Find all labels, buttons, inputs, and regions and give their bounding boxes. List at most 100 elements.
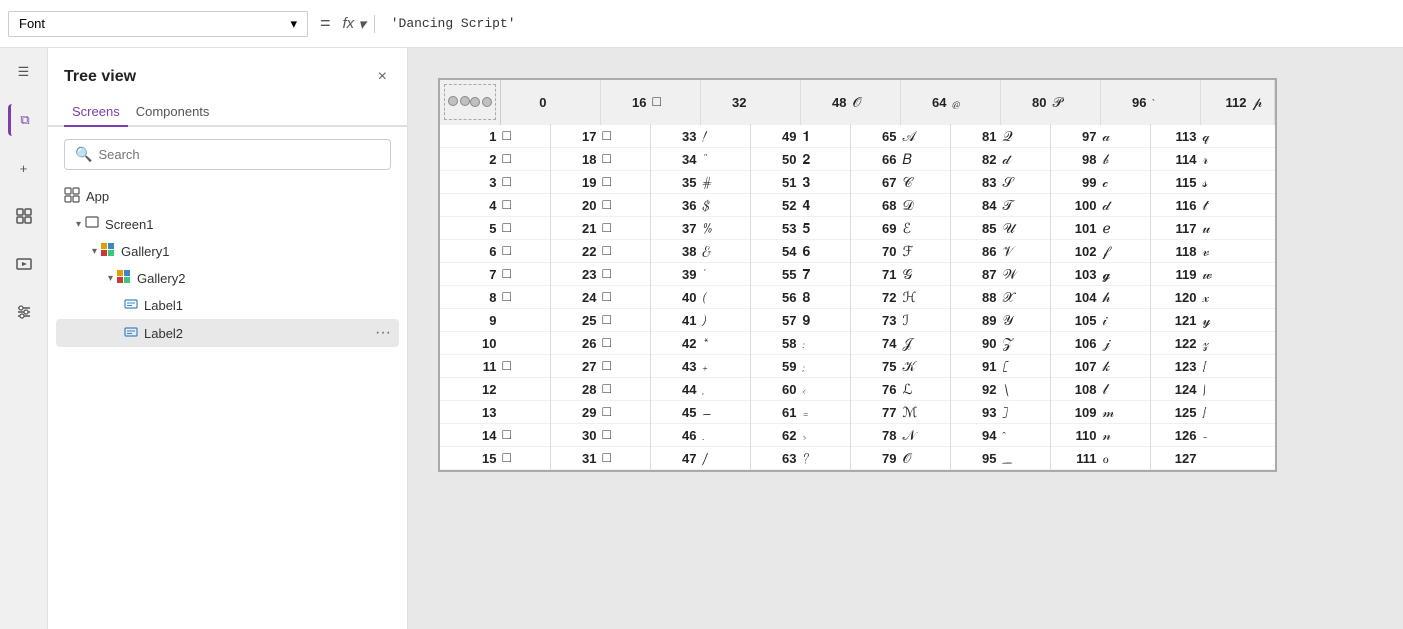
table-row-6-col-5-num: 86 (951, 240, 1001, 263)
tab-components[interactable]: Components (128, 98, 218, 127)
main-content: ☰ ⧉ + (0, 48, 1403, 629)
table-row-0-col-6-num: 96 (1101, 80, 1151, 125)
table-row-13-col-3-num: 61 (751, 401, 801, 424)
insert-icon[interactable]: + (8, 152, 40, 184)
table-row-10-col-5-num: 90 (951, 332, 1001, 355)
table-row-2-col-6-char: 𝒷 (1101, 148, 1151, 171)
tree-item-screen1[interactable]: ▾ Screen1 (56, 211, 399, 238)
table-row-2-col-5-num: 82 (951, 148, 1001, 171)
fx-button[interactable]: fx ▾ (343, 15, 375, 33)
table-row-13-col-7-num: 125 (1151, 401, 1201, 424)
table-row-2-col-1-char: □ (601, 148, 651, 171)
tree-item-label2[interactable]: Label2 ··· (56, 319, 399, 347)
table-row-14-col-5-num: 94 (951, 424, 1001, 447)
table-row-4-col-5-num: 84 (951, 194, 1001, 217)
tree-items: App ▾ Screen1 ▾ (48, 182, 407, 629)
table-row-10-col-5-char: 𝒵 (1001, 332, 1051, 355)
table-row-3-col-0-char: □ (501, 171, 551, 194)
chevron-down-icon: ▾ (290, 16, 297, 32)
table-row-13-col-7-char: } (1201, 401, 1251, 424)
app-icon (64, 187, 80, 206)
table-header-cell-0 (440, 80, 501, 125)
table-row-15-col-4-char: 𝒪 (901, 447, 951, 470)
collapse-toggle-gallery2[interactable]: ▾ (108, 273, 113, 284)
table-row-5-col-6-char: ℯ (1101, 217, 1151, 240)
label1-icon (124, 297, 138, 314)
table-row-11-col-1-num: 27 (551, 355, 601, 378)
close-button[interactable]: × (374, 64, 391, 90)
collapse-toggle-screen1[interactable]: ▾ (76, 219, 81, 230)
font-dropdown[interactable]: Font ▾ (8, 11, 308, 37)
table-row-2-col-0-char: □ (501, 148, 551, 171)
search-input[interactable] (98, 147, 380, 162)
table-row-4-col-7-char: 𝓉 (1201, 194, 1251, 217)
table-row-5-col-7-num: 117 (1151, 217, 1201, 240)
table-row-3-col-7-num: 115 (1151, 171, 1201, 194)
table-row-1-col-7-num: 113 (1151, 125, 1201, 148)
table-row-14-col-4-num: 78 (851, 424, 901, 447)
table-row-6-col-1-char: □ (601, 240, 651, 263)
table-row-10-col-4-num: 74 (851, 332, 901, 355)
table-row-5-col-2-num: 37 (651, 217, 701, 240)
media-icon[interactable] (8, 248, 40, 280)
table-row-6-col-6-char: 𝒻 (1101, 240, 1151, 263)
component-icon[interactable] (8, 200, 40, 232)
formula-bar[interactable]: 'Dancing Script' (383, 16, 1395, 31)
table-row-2-col-3-char: 𝟐 (801, 148, 851, 171)
table-row-15-col-0-num: 15 (440, 447, 501, 470)
tree-item-label1[interactable]: Label1 (56, 292, 399, 319)
table-row-12-col-5-char: \ (1001, 378, 1051, 401)
table-row-8-col-6-char: 𝒽 (1101, 286, 1151, 309)
table-row-5-col-1-char: □ (601, 217, 651, 240)
hamburger-icon[interactable]: ☰ (8, 56, 40, 88)
table-row-14-col-1-num: 30 (551, 424, 601, 447)
table-row-10-col-3-num: 58 (751, 332, 801, 355)
table-row-13-col-2-num: 45 (651, 401, 701, 424)
label2-icon (124, 325, 138, 342)
table-row-13-col-1-num: 29 (551, 401, 601, 424)
font-table: 016□3248𝒪64@80𝒫96`112𝓅1□17□33!49𝟏65𝒜81𝒬9… (438, 78, 1277, 472)
more-options-button[interactable]: ··· (375, 324, 391, 342)
table-row-5-col-4-num: 69 (851, 217, 901, 240)
table-row-5-col-4-char: ℰ (901, 217, 951, 240)
table-row-3-col-4-num: 67 (851, 171, 901, 194)
table-row-7-col-4-char: 𝒢 (901, 263, 951, 286)
table-row-2-col-1-num: 18 (551, 148, 601, 171)
table-row-4-col-0-char: □ (501, 194, 551, 217)
table-row-11-col-3-char: ; (801, 355, 851, 378)
table-row-5-col-5-char: 𝒰 (1001, 217, 1051, 240)
table-row-10-col-7-num: 122 (1151, 332, 1201, 355)
table-row-7-col-4-num: 71 (851, 263, 901, 286)
tree-item-label1-label: Label1 (144, 298, 183, 313)
table-row-5-col-0-char: □ (501, 217, 551, 240)
table-row-6-col-6-num: 102 (1051, 240, 1101, 263)
collapse-toggle-gallery1[interactable]: ▾ (92, 246, 97, 257)
tree-item-gallery1[interactable]: ▾ Gallery1 (56, 238, 399, 265)
table-row-6-col-4-char: ℱ (901, 240, 951, 263)
table-row-5-col-0-num: 5 (440, 217, 501, 240)
table-row-11-col-6-num: 107 (1051, 355, 1101, 378)
table-row-10-col-2-char: * (701, 332, 751, 355)
table-row-0-col-7-char: 𝓅 (1251, 80, 1275, 125)
table-row-9-col-1-char: □ (601, 309, 651, 332)
table-row-7-col-6-char: 𝓰 (1101, 263, 1151, 286)
table-row-14-col-7-char: ~ (1201, 424, 1251, 447)
layers-icon[interactable]: ⧉ (8, 104, 40, 136)
tree-item-gallery2[interactable]: ▾ Gallery2 (56, 265, 399, 292)
table-row-7-col-1-num: 23 (551, 263, 601, 286)
table-row-12-col-6-num: 108 (1051, 378, 1101, 401)
tab-screens[interactable]: Screens (64, 98, 128, 127)
table-row-11-col-3-num: 59 (751, 355, 801, 378)
table-row-2-col-7-char: 𝓇 (1201, 148, 1251, 171)
table-row-7-col-2-num: 39 (651, 263, 701, 286)
table-row-6-col-0-num: 6 (440, 240, 501, 263)
table-row-10-col-0-char (501, 332, 551, 355)
tree-item-app[interactable]: App (56, 182, 399, 211)
table-row-10-col-6-char: 𝒿 (1101, 332, 1151, 355)
table-row-13-col-3-char: = (801, 401, 851, 424)
advanced-tools-icon[interactable] (8, 296, 40, 328)
table-row-5-col-1-num: 21 (551, 217, 601, 240)
table-row-12-col-0-num: 12 (440, 378, 501, 401)
table-row-13-col-5-num: 93 (951, 401, 1001, 424)
table-row-9-col-0-num: 9 (440, 309, 501, 332)
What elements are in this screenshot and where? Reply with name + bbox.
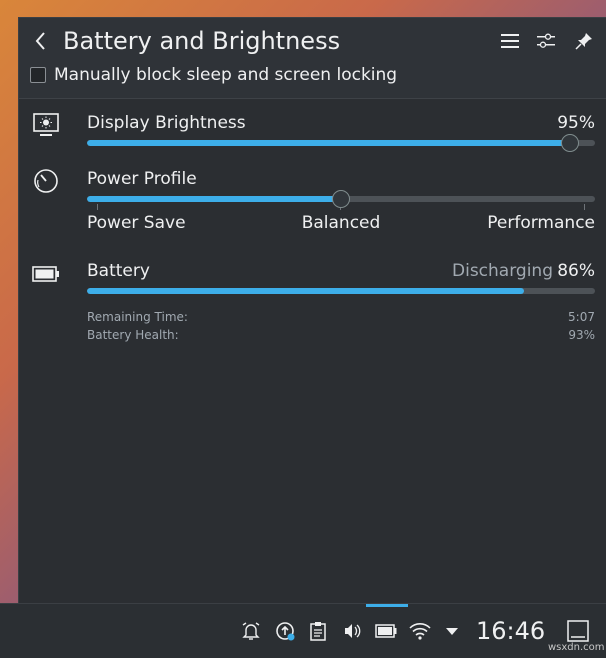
configure-button[interactable] [533, 28, 559, 54]
battery-row-icon [31, 261, 61, 287]
battery-brightness-popup: Battery and Brightness Manually block sl… [18, 17, 606, 604]
show-desktop-icon [567, 620, 589, 642]
remaining-time-label: Remaining Time: [87, 310, 188, 324]
back-button[interactable] [31, 28, 51, 54]
power-profile-tick [584, 204, 585, 210]
clipboard-icon [310, 622, 326, 641]
speedometer-icon [34, 169, 58, 193]
tray-volume-button[interactable] [341, 620, 363, 642]
power-profile-label: Power Profile [87, 169, 197, 189]
tray-expand-arrow-icon [446, 628, 458, 635]
battery-percent: 86% [557, 261, 595, 281]
brightness-value: 95% [557, 113, 595, 133]
tray-expand-button[interactable] [441, 620, 463, 642]
monitor-brightness-icon [33, 113, 59, 136]
power-profile-option-performance[interactable]: Performance [465, 212, 595, 234]
configure-sliders-icon [537, 33, 555, 48]
power-profile-tick [97, 204, 98, 210]
menu-button[interactable] [497, 28, 523, 54]
brightness-slider-track[interactable] [87, 140, 595, 146]
wifi-icon [409, 623, 431, 640]
power-profile-row-icon [31, 168, 61, 194]
power-profile-slider-handle[interactable] [332, 190, 350, 208]
brightness-row-icon [31, 112, 61, 138]
watermark-text: wsxdn.com [548, 642, 605, 653]
brightness-label: Display Brightness [87, 113, 246, 133]
pin-icon [575, 33, 592, 50]
digital-clock[interactable]: 16:46 [476, 616, 545, 646]
tray-alarm-button[interactable] [240, 620, 262, 642]
brightness-slider-fill [87, 140, 570, 146]
popup-title: Battery and Brightness [63, 27, 341, 55]
popup-header: Battery and Brightness Manually block sl… [19, 18, 606, 99]
pin-button[interactable] [571, 28, 597, 54]
hamburger-menu-icon [501, 34, 519, 48]
volume-icon [345, 624, 361, 638]
updates-icon [276, 622, 295, 641]
battery-level-bar [87, 288, 595, 294]
inhibit-checkbox[interactable] [30, 67, 46, 83]
battery-icon [32, 266, 59, 282]
tray-wifi-button[interactable] [409, 620, 431, 642]
power-profile-slider-fill [87, 196, 341, 202]
remaining-time-value: 5:07 [568, 310, 595, 324]
battery-tray-icon [375, 624, 397, 638]
battery-label: Battery [87, 261, 150, 281]
tray-updates-button[interactable] [274, 620, 296, 642]
show-desktop-button[interactable] [565, 618, 591, 644]
chevron-left-icon [35, 32, 45, 50]
inhibit-label: Manually block sleep and screen locking [54, 65, 398, 85]
power-profile-option-power-save[interactable]: Power Save [87, 212, 186, 234]
battery-health-value: 93% [568, 328, 595, 342]
battery-health-label: Battery Health: [87, 328, 179, 342]
active-tray-indicator [366, 604, 408, 607]
power-profile-option-balanced[interactable]: Balanced [291, 212, 391, 234]
battery-status: Discharging [452, 261, 553, 281]
brightness-slider-handle[interactable] [560, 134, 579, 152]
taskbar: 16:46 [0, 603, 606, 658]
inhibit-checkbox-row[interactable]: Manually block sleep and screen locking [30, 65, 397, 85]
tray-battery-button[interactable] [375, 620, 397, 642]
battery-level-fill [87, 288, 524, 294]
tray-clipboard-button[interactable] [307, 620, 329, 642]
alarm-icon [242, 622, 260, 640]
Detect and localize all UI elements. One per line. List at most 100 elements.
++++++++++++++++++++
* What the task requires
Please echo the entries exactly, from the line containing "table-row-6-col-5-num: 86 (951, 240, 1001, 263)" through the line containing "table-row-15-col-0-num: 15 (440, 447, 501, 470)".

* Written response
table-row-6-col-5-num: 86 (951, 240, 1001, 263)
tab-components[interactable]: Components (128, 98, 218, 127)
main-content: ☰ ⧉ + (0, 48, 1403, 629)
table-row-0-col-6-num: 96 (1101, 80, 1151, 125)
table-row-13-col-3-num: 61 (751, 401, 801, 424)
insert-icon[interactable]: + (8, 152, 40, 184)
table-row-10-col-5-num: 90 (951, 332, 1001, 355)
table-row-2-col-6-char: 𝒷 (1101, 148, 1151, 171)
tree-item-screen1[interactable]: ▾ Screen1 (56, 211, 399, 238)
table-row-2-col-5-num: 82 (951, 148, 1001, 171)
fx-button[interactable]: fx ▾ (343, 15, 375, 33)
table-row-13-col-7-num: 125 (1151, 401, 1201, 424)
table-row-2-col-1-char: □ (601, 148, 651, 171)
tree-item-label2[interactable]: Label2 ··· (56, 319, 399, 347)
table-row-14-col-5-num: 94 (951, 424, 1001, 447)
table-row-4-col-5-num: 84 (951, 194, 1001, 217)
tree-items: App ▾ Screen1 ▾ (48, 182, 407, 629)
table-row-10-col-5-char: 𝒵 (1001, 332, 1051, 355)
table-row-3-col-0-char: □ (501, 171, 551, 194)
chevron-down-icon: ▾ (290, 16, 297, 32)
table-row-13-col-7-char: } (1201, 401, 1251, 424)
app-icon (64, 187, 80, 206)
table-header-cell-0 (440, 80, 501, 125)
table-row-15-col-4-char: 𝒪 (901, 447, 951, 470)
collapse-toggle-gallery2[interactable]: ▾ (108, 273, 113, 284)
table-row-5-col-6-char: ℯ (1101, 217, 1151, 240)
label1-icon (124, 297, 138, 314)
table-row-11-col-1-num: 27 (551, 355, 601, 378)
close-button[interactable]: × (374, 64, 391, 90)
collapse-toggle-screen1[interactable]: ▾ (76, 219, 81, 230)
font-dropdown[interactable]: Font ▾ (8, 11, 308, 37)
table-row-2-col-0-char: □ (501, 148, 551, 171)
search-input[interactable] (98, 147, 380, 162)
table-row-4-col-7-char: 𝓉 (1201, 194, 1251, 217)
table-row-5-col-7-num: 117 (1151, 217, 1201, 240)
table-row-3-col-7-num: 115 (1151, 171, 1201, 194)
table-row-1-col-7-num: 113 (1151, 125, 1201, 148)
table-row-14-col-4-num: 78 (851, 424, 901, 447)
table-row-6-col-1-char: □ (601, 240, 651, 263)
table-row-10-col-4-num: 74 (851, 332, 901, 355)
table-row-5-col-2-num: 37 (651, 217, 701, 240)
media-icon[interactable] (8, 248, 40, 280)
table-row-6-col-6-char: 𝒻 (1101, 240, 1151, 263)
component-icon[interactable] (8, 200, 40, 232)
formula-bar[interactable]: 'Dancing Script' (383, 16, 1395, 31)
table-row-2-col-3-char: 𝟐 (801, 148, 851, 171)
table-row-15-col-0-num: 15 (440, 447, 501, 470)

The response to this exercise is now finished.